* Start Records to use *
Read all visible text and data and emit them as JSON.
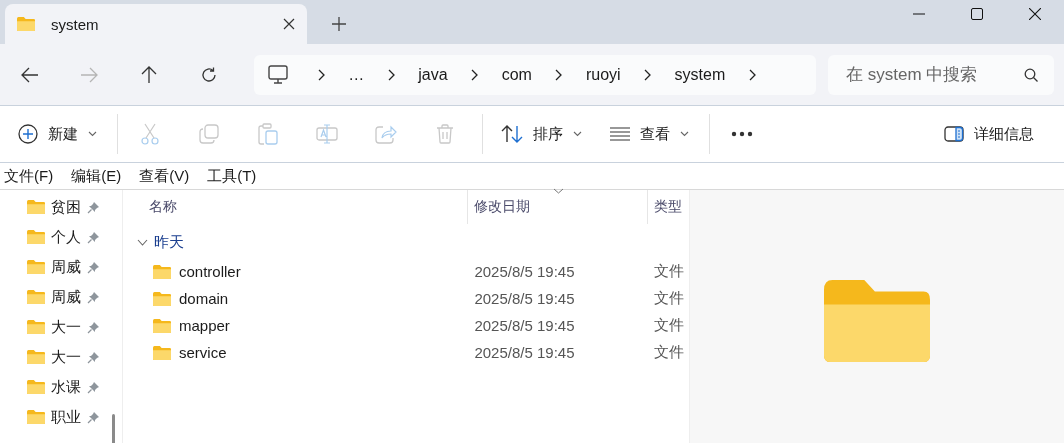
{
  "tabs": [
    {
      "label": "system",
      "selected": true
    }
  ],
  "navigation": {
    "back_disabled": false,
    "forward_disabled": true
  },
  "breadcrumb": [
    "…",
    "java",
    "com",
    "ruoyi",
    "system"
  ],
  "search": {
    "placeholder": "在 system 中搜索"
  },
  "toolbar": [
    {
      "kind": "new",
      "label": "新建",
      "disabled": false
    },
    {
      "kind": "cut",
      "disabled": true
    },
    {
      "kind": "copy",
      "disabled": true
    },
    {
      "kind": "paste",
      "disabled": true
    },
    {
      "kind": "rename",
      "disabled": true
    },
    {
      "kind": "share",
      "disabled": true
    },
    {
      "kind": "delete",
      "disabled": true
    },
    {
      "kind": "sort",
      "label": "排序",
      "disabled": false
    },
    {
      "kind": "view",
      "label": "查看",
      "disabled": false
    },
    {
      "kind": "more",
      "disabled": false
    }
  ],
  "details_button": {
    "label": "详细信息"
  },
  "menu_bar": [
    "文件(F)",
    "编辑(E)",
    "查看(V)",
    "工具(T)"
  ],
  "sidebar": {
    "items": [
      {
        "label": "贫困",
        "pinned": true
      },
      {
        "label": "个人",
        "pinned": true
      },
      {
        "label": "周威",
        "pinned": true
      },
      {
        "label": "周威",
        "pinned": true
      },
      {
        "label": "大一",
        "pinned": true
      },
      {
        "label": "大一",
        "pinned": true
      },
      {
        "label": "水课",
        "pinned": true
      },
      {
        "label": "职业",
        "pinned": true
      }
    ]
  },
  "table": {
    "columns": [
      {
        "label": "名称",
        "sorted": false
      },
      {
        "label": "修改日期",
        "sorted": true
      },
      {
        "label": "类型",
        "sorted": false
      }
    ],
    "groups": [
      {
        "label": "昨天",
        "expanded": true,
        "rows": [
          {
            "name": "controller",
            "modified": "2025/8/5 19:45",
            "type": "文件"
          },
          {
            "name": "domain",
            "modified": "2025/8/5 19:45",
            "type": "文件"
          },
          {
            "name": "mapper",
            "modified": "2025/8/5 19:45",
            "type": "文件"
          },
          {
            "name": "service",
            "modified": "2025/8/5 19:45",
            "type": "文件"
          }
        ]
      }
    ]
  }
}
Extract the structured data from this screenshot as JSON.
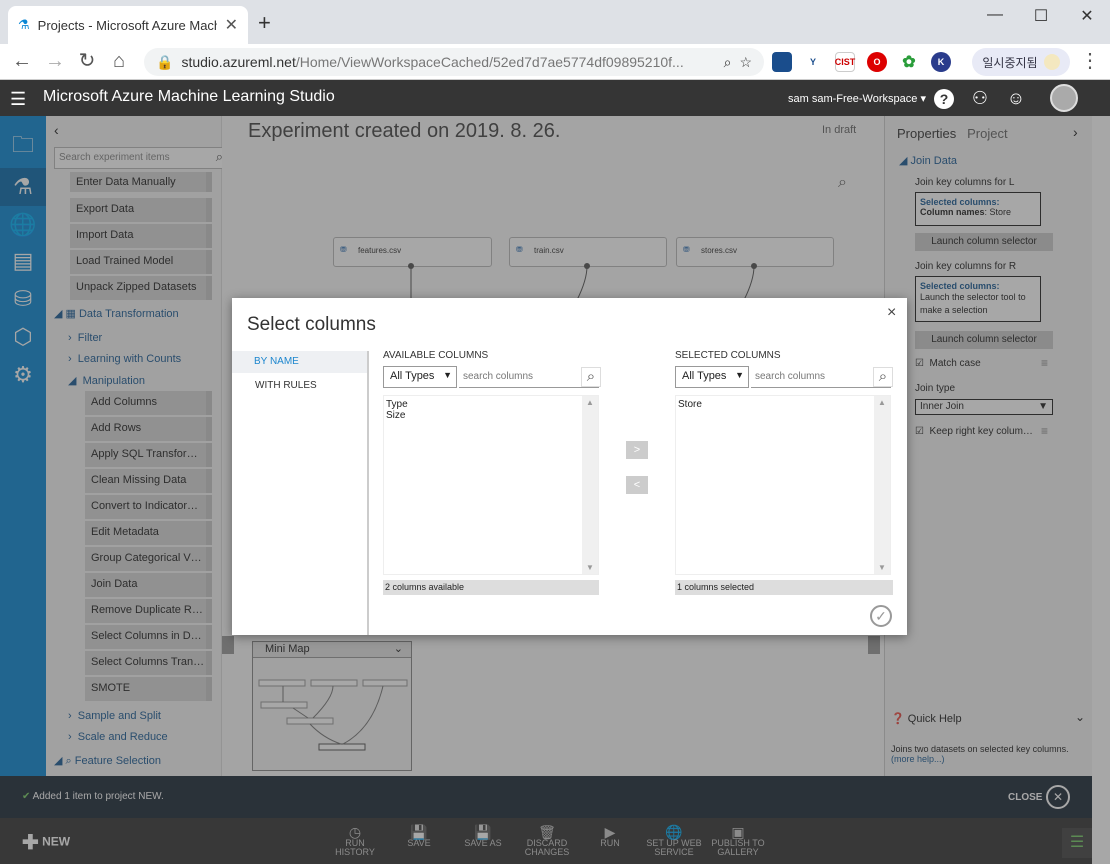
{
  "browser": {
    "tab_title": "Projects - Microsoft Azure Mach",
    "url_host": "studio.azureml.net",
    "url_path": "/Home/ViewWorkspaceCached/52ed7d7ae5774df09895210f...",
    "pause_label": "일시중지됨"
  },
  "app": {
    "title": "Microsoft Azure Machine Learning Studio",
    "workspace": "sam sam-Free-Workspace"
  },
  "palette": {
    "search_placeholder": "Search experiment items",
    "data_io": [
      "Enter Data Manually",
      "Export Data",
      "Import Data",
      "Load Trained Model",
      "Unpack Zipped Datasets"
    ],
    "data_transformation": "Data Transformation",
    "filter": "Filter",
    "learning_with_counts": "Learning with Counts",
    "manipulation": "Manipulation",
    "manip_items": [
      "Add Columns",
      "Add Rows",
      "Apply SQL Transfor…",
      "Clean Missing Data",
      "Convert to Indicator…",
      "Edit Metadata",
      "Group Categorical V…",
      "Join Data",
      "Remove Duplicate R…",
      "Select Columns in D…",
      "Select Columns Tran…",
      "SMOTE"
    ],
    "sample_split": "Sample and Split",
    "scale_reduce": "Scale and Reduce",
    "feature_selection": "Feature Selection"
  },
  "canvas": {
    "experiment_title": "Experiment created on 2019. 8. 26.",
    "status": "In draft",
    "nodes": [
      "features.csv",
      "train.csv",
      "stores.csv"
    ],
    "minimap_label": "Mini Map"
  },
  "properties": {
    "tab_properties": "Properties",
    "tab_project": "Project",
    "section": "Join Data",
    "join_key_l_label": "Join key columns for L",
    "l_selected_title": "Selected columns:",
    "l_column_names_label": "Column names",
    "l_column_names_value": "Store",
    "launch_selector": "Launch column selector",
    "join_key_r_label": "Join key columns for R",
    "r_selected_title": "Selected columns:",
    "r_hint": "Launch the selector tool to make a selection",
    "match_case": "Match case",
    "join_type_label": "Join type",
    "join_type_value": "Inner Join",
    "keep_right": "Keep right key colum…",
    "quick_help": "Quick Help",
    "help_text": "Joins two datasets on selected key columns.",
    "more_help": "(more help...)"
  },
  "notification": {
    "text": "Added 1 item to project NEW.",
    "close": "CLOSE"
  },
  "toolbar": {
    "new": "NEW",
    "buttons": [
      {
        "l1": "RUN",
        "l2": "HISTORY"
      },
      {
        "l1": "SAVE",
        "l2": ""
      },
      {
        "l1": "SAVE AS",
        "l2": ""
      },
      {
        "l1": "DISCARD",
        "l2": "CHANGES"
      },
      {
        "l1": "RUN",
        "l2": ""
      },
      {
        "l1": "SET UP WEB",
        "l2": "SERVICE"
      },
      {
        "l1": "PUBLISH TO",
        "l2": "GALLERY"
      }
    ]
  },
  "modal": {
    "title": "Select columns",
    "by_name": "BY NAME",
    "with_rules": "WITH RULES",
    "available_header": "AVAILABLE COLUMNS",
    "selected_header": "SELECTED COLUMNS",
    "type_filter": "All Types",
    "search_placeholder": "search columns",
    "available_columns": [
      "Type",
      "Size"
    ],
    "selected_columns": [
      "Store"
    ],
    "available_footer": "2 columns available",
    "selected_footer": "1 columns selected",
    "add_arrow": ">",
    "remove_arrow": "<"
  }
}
* End Records to use *
_Written instruction_
Return the listing above unchanged, apart from dropping its pictures.

_Response below_
Read all visible text and data and emit them as JSON.
{
  "tabs": [
    {
      "label": "system",
      "selected": true
    }
  ],
  "navigation": {
    "back_disabled": false,
    "forward_disabled": true
  },
  "breadcrumb": [
    "…",
    "java",
    "com",
    "ruoyi",
    "system"
  ],
  "search": {
    "placeholder": "在 system 中搜索"
  },
  "toolbar": [
    {
      "kind": "new",
      "label": "新建",
      "disabled": false
    },
    {
      "kind": "cut",
      "disabled": true
    },
    {
      "kind": "copy",
      "disabled": true
    },
    {
      "kind": "paste",
      "disabled": true
    },
    {
      "kind": "rename",
      "disabled": true
    },
    {
      "kind": "share",
      "disabled": true
    },
    {
      "kind": "delete",
      "disabled": true
    },
    {
      "kind": "sort",
      "label": "排序",
      "disabled": false
    },
    {
      "kind": "view",
      "label": "查看",
      "disabled": false
    },
    {
      "kind": "more",
      "disabled": false
    }
  ],
  "details_button": {
    "label": "详细信息"
  },
  "menu_bar": [
    "文件(F)",
    "编辑(E)",
    "查看(V)",
    "工具(T)"
  ],
  "sidebar": {
    "items": [
      {
        "label": "贫困",
        "pinned": true
      },
      {
        "label": "个人",
        "pinned": true
      },
      {
        "label": "周威",
        "pinned": true
      },
      {
        "label": "周威",
        "pinned": true
      },
      {
        "label": "大一",
        "pinned": true
      },
      {
        "label": "大一",
        "pinned": true
      },
      {
        "label": "水课",
        "pinned": true
      },
      {
        "label": "职业",
        "pinned": true
      }
    ]
  },
  "table": {
    "columns": [
      {
        "label": "名称",
        "sorted": false
      },
      {
        "label": "修改日期",
        "sorted": true
      },
      {
        "label": "类型",
        "sorted": false
      }
    ],
    "groups": [
      {
        "label": "昨天",
        "expanded": true,
        "rows": [
          {
            "name": "controller",
            "modified": "2025/8/5 19:45",
            "type": "文件"
          },
          {
            "name": "domain",
            "modified": "2025/8/5 19:45",
            "type": "文件"
          },
          {
            "name": "mapper",
            "modified": "2025/8/5 19:45",
            "type": "文件"
          },
          {
            "name": "service",
            "modified": "2025/8/5 19:45",
            "type": "文件"
          }
        ]
      }
    ]
  }
}
Extract the structured data from this screenshot as JSON.
{
  "browser": {
    "tab_title": "Projects - Microsoft Azure Mach",
    "url_host": "studio.azureml.net",
    "url_path": "/Home/ViewWorkspaceCached/52ed7d7ae5774df09895210f...",
    "pause_label": "일시중지됨"
  },
  "app": {
    "title": "Microsoft Azure Machine Learning Studio",
    "workspace": "sam sam-Free-Workspace"
  },
  "palette": {
    "search_placeholder": "Search experiment items",
    "data_io": [
      "Enter Data Manually",
      "Export Data",
      "Import Data",
      "Load Trained Model",
      "Unpack Zipped Datasets"
    ],
    "data_transformation": "Data Transformation",
    "filter": "Filter",
    "learning_with_counts": "Learning with Counts",
    "manipulation": "Manipulation",
    "manip_items": [
      "Add Columns",
      "Add Rows",
      "Apply SQL Transfor…",
      "Clean Missing Data",
      "Convert to Indicator…",
      "Edit Metadata",
      "Group Categorical V…",
      "Join Data",
      "Remove Duplicate R…",
      "Select Columns in D…",
      "Select Columns Tran…",
      "SMOTE"
    ],
    "sample_split": "Sample and Split",
    "scale_reduce": "Scale and Reduce",
    "feature_selection": "Feature Selection"
  },
  "canvas": {
    "experiment_title": "Experiment created on 2019. 8. 26.",
    "status": "In draft",
    "nodes": [
      "features.csv",
      "train.csv",
      "stores.csv"
    ],
    "minimap_label": "Mini Map"
  },
  "properties": {
    "tab_properties": "Properties",
    "tab_project": "Project",
    "section": "Join Data",
    "join_key_l_label": "Join key columns for L",
    "l_selected_title": "Selected columns:",
    "l_column_names_label": "Column names",
    "l_column_names_value": "Store",
    "launch_selector": "Launch column selector",
    "join_key_r_label": "Join key columns for R",
    "r_selected_title": "Selected columns:",
    "r_hint": "Launch the selector tool to make a selection",
    "match_case": "Match case",
    "join_type_label": "Join type",
    "join_type_value": "Inner Join",
    "keep_right": "Keep right key colum…",
    "quick_help": "Quick Help",
    "help_text": "Joins two datasets on selected key columns.",
    "more_help": "(more help...)"
  },
  "notification": {
    "text": "Added 1 item to project NEW.",
    "close": "CLOSE"
  },
  "toolbar": {
    "new": "NEW",
    "buttons": [
      {
        "l1": "RUN",
        "l2": "HISTORY"
      },
      {
        "l1": "SAVE",
        "l2": ""
      },
      {
        "l1": "SAVE AS",
        "l2": ""
      },
      {
        "l1": "DISCARD",
        "l2": "CHANGES"
      },
      {
        "l1": "RUN",
        "l2": ""
      },
      {
        "l1": "SET UP WEB",
        "l2": "SERVICE"
      },
      {
        "l1": "PUBLISH TO",
        "l2": "GALLERY"
      }
    ]
  },
  "modal": {
    "title": "Select columns",
    "by_name": "BY NAME",
    "with_rules": "WITH RULES",
    "available_header": "AVAILABLE COLUMNS",
    "selected_header": "SELECTED COLUMNS",
    "type_filter": "All Types",
    "search_placeholder": "search columns",
    "available_columns": [
      "Type",
      "Size"
    ],
    "selected_columns": [
      "Store"
    ],
    "available_footer": "2 columns available",
    "selected_footer": "1 columns selected",
    "add_arrow": ">",
    "remove_arrow": "<"
  }
}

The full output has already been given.